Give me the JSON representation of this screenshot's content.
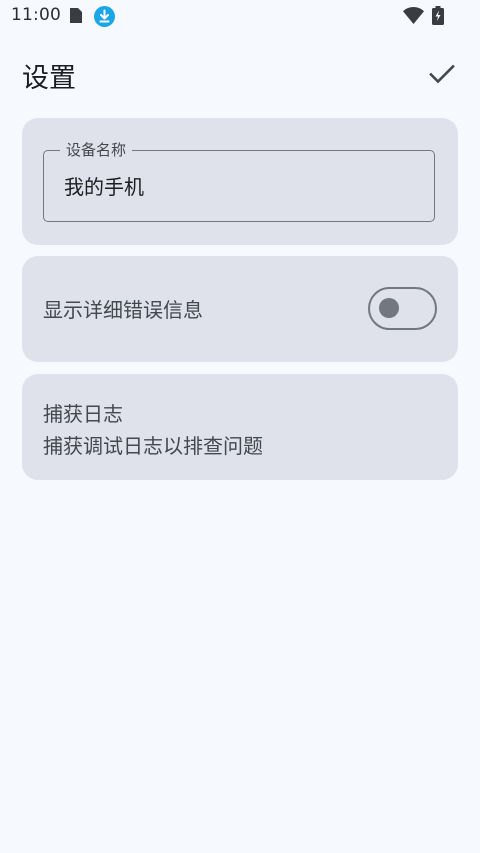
{
  "status_bar": {
    "time": "11:00",
    "icons": [
      "sim-card-icon",
      "download-icon",
      "wifi-icon",
      "battery-charging-icon"
    ],
    "download_color": "#1ba6e8"
  },
  "app_bar": {
    "title": "设置",
    "confirm_icon": "check-icon"
  },
  "device_name_field": {
    "label": "设备名称",
    "value": "我的手机"
  },
  "detailed_errors": {
    "label": "显示详细错误信息",
    "enabled": false
  },
  "capture_logs": {
    "title": "捕获日志",
    "description": "捕获调试日志以排查问题"
  },
  "colors": {
    "background": "#f6f9fe",
    "card": "#dfe2eb",
    "outline": "#73777f",
    "text": "#1b1d21"
  }
}
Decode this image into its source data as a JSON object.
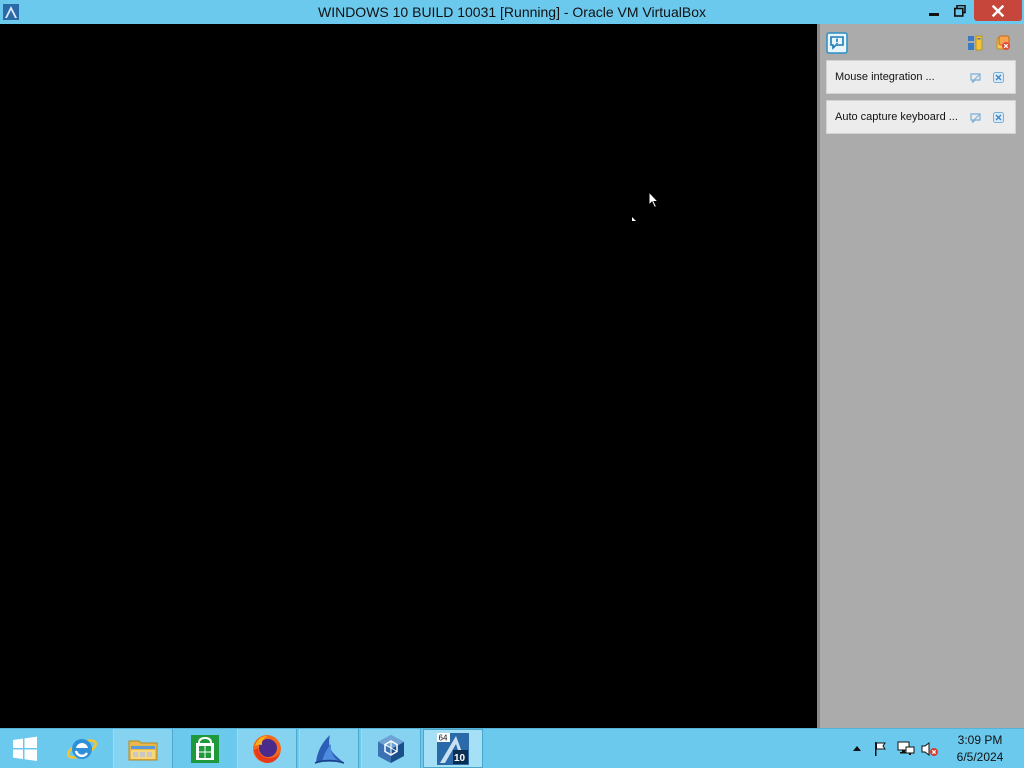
{
  "window": {
    "title": "WINDOWS 10 BUILD 10031 [Running] - Oracle VM VirtualBox",
    "controls": [
      "minimize-icon",
      "restore-icon",
      "close-icon"
    ]
  },
  "notification_center": {
    "header_icons": [
      "notification-center-icon",
      "dock-panel-icon",
      "dismiss-all-icon"
    ],
    "notifications": [
      {
        "text": "Mouse integration ...",
        "actions": [
          "help-icon",
          "close-icon"
        ]
      },
      {
        "text": "Auto capture keyboard ...",
        "actions": [
          "help-icon",
          "close-icon"
        ]
      }
    ]
  },
  "taskbar": {
    "items": [
      "start-button",
      "internet-explorer-icon",
      "file-explorer-icon",
      "store-icon",
      "firefox-icon",
      "shark-app-icon",
      "virtualbox-icon",
      "virtualbox-vm-icon"
    ],
    "vm_badge_bits": "64",
    "vm_badge_version": "10",
    "clock": {
      "time": "3:09 PM",
      "date": "6/5/2024"
    },
    "tray": [
      "show-hidden-icons",
      "action-center-flag-icon",
      "network-icon",
      "volume-muted-icon"
    ]
  },
  "colors": {
    "titlebar": "#6cc9ee",
    "close_button": "#c7463b",
    "taskbar": "#6cc9ee",
    "panel": "#ababab",
    "vm_screen": "#000000"
  }
}
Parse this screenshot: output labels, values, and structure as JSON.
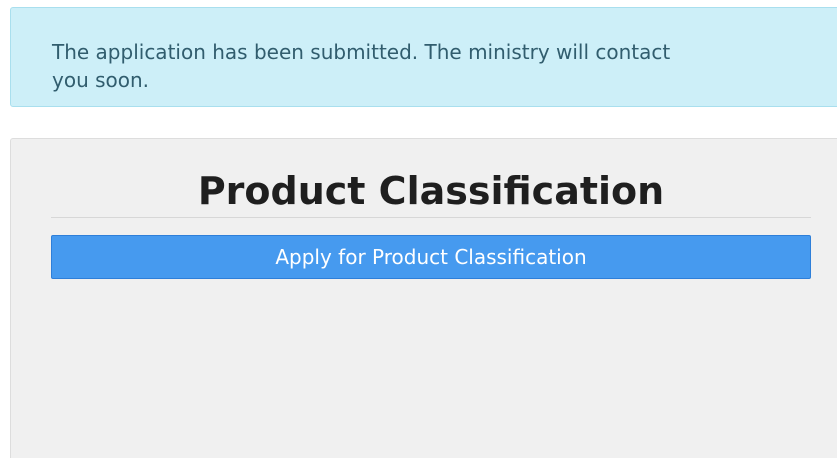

# Short task:
Give back the whole listing as it stands, minus its pictures.

# Correct answer:
Give me the JSON representation of this screenshot's content.
{
  "status_bar": {
    "time": "11:00",
    "icons": [
      "sim-card-icon",
      "download-icon",
      "wifi-icon",
      "battery-charging-icon"
    ],
    "download_color": "#1ba6e8"
  },
  "app_bar": {
    "title": "设置",
    "confirm_icon": "check-icon"
  },
  "device_name_field": {
    "label": "设备名称",
    "value": "我的手机"
  },
  "detailed_errors": {
    "label": "显示详细错误信息",
    "enabled": false
  },
  "capture_logs": {
    "title": "捕获日志",
    "description": "捕获调试日志以排查问题"
  },
  "colors": {
    "background": "#f6f9fe",
    "card": "#dfe2eb",
    "outline": "#73777f",
    "text": "#1b1d21"
  }
}
Decode this image into its source data as a JSON object.
{
  "window": {
    "title": "WINDOWS 10 BUILD 10031 [Running] - Oracle VM VirtualBox",
    "controls": [
      "minimize-icon",
      "restore-icon",
      "close-icon"
    ]
  },
  "notification_center": {
    "header_icons": [
      "notification-center-icon",
      "dock-panel-icon",
      "dismiss-all-icon"
    ],
    "notifications": [
      {
        "text": "Mouse integration ...",
        "actions": [
          "help-icon",
          "close-icon"
        ]
      },
      {
        "text": "Auto capture keyboard ...",
        "actions": [
          "help-icon",
          "close-icon"
        ]
      }
    ]
  },
  "taskbar": {
    "items": [
      "start-button",
      "internet-explorer-icon",
      "file-explorer-icon",
      "store-icon",
      "firefox-icon",
      "shark-app-icon",
      "virtualbox-icon",
      "virtualbox-vm-icon"
    ],
    "vm_badge_bits": "64",
    "vm_badge_version": "10",
    "clock": {
      "time": "3:09 PM",
      "date": "6/5/2024"
    },
    "tray": [
      "show-hidden-icons",
      "action-center-flag-icon",
      "network-icon",
      "volume-muted-icon"
    ]
  },
  "colors": {
    "titlebar": "#6cc9ee",
    "close_button": "#c7463b",
    "taskbar": "#6cc9ee",
    "panel": "#ababab",
    "vm_screen": "#000000"
  }
}
Parse this screenshot: output labels, values, and structure as JSON.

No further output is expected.